DESCRIPTION OF THE TASK:
Write each line exactly, from the line that holds "Read this page and output its text content." through the final line of the material, and no other line.
BEGIN RECORDS TO USE
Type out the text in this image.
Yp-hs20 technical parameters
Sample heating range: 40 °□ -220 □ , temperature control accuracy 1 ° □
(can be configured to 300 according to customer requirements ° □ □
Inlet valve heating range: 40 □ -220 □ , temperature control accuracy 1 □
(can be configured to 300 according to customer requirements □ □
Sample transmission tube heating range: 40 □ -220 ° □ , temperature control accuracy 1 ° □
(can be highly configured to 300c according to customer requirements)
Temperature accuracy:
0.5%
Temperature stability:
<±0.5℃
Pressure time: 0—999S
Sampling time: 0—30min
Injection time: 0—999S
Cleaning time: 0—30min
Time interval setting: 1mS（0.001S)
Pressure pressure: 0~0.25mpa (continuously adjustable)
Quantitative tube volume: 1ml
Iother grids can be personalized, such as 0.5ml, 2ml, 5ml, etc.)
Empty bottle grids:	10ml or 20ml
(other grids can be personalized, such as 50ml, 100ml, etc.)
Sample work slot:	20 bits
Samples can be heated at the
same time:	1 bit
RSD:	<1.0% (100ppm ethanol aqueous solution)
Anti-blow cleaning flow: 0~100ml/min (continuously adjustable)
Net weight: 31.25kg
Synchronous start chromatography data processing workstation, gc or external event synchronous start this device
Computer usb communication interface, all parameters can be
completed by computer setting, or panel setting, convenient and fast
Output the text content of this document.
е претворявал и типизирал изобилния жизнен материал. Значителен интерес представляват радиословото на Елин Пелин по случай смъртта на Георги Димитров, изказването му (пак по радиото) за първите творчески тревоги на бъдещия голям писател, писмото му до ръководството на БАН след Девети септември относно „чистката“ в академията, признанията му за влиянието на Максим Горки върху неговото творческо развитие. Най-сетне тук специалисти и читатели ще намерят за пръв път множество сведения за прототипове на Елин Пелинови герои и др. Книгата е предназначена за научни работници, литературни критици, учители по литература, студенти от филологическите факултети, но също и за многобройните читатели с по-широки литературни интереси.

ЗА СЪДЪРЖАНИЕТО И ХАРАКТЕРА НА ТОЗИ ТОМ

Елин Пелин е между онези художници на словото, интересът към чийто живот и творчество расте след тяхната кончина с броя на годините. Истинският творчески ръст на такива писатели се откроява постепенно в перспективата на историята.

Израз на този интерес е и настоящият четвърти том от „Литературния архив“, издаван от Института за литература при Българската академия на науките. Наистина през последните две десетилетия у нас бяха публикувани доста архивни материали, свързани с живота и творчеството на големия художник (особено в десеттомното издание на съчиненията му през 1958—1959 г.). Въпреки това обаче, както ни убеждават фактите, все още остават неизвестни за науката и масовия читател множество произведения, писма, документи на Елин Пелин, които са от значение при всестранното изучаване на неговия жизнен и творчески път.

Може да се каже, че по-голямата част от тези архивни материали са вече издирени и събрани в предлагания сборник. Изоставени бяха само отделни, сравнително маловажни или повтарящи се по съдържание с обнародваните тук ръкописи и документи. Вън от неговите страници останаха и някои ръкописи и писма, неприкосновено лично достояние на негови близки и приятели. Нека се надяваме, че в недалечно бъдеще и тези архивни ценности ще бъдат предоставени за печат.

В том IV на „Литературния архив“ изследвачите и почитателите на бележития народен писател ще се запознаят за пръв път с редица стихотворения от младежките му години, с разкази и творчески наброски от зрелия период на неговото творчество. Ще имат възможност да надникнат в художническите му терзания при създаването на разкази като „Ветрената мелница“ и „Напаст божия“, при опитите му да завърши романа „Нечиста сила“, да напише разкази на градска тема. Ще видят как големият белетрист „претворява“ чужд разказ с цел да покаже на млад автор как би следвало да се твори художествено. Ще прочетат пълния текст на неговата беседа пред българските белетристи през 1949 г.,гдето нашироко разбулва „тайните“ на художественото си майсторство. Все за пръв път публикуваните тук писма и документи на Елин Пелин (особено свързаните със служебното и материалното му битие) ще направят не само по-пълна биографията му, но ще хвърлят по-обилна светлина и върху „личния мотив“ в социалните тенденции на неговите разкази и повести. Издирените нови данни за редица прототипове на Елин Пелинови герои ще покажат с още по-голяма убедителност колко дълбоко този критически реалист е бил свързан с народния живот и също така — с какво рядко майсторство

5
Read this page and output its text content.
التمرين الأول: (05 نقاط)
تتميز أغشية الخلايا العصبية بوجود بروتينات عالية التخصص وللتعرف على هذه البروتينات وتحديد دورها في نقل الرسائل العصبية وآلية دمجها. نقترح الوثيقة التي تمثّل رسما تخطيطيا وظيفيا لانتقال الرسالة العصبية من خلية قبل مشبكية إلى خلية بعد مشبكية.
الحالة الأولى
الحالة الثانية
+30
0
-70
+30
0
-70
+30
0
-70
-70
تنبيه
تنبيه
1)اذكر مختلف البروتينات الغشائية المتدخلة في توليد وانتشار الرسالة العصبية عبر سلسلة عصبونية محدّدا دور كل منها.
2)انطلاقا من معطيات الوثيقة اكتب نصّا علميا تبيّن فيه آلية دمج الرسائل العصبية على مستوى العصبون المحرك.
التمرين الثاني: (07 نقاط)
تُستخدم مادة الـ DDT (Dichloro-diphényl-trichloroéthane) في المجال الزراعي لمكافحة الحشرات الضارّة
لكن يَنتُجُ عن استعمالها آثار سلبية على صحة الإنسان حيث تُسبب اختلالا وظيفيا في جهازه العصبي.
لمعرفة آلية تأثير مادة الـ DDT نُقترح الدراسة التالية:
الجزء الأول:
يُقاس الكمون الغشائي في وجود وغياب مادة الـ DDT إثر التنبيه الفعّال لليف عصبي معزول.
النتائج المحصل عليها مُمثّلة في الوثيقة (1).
END RECORDS TO USE
SOLUTION TO THE EXERCISE:
Read this page and output its text content.
التمرين الأول: (05 نقاط)
تتميز أغشية الخلايا العصبية بوجود بروتينات عالية التخصص وللتعرف على هذه البروتينات وتحديد دورها في نقل الرسائل العصبية وآلية دمجها. نقترح الوثيقة التي تمثّل رسما تخطيطيا وظيفيا لانتقال الرسالة العصبية من خلية قبل مشبكية إلى خلية بعد مشبكية.
الحالة الأولى
الحالة الثانية
+30
0
-70
+30
0
-70
+30
0
-70
-70
تنبيه
تنبيه
1)اذكر مختلف البروتينات الغشائية المتدخلة في توليد وانتشار الرسالة العصبية عبر سلسلة عصبونية محدّدا دور كل منها.
2)انطلاقا من معطيات الوثيقة اكتب نصّا علميا تبيّن فيه آلية دمج الرسائل العصبية على مستوى العصبون المحرك.
التمرين الثاني: (07 نقاط)
تُستخدم مادة الـ DDT (Dichloro-diphényl-trichloroéthane) في المجال الزراعي لمكافحة الحشرات الضارّة
لكن يَنتُجُ عن استعمالها آثار سلبية على صحة الإنسان حيث تُسبب اختلالا وظيفيا في جهازه العصبي.
لمعرفة آلية تأثير مادة الـ DDT نُقترح الدراسة التالية:
الجزء الأول:
يُقاس الكمون الغشائي في وجود وغياب مادة الـ DDT إثر التنبيه الفعّال لليف عصبي معزول.
النتائج المحصل عليها مُمثّلة في الوثيقة (1).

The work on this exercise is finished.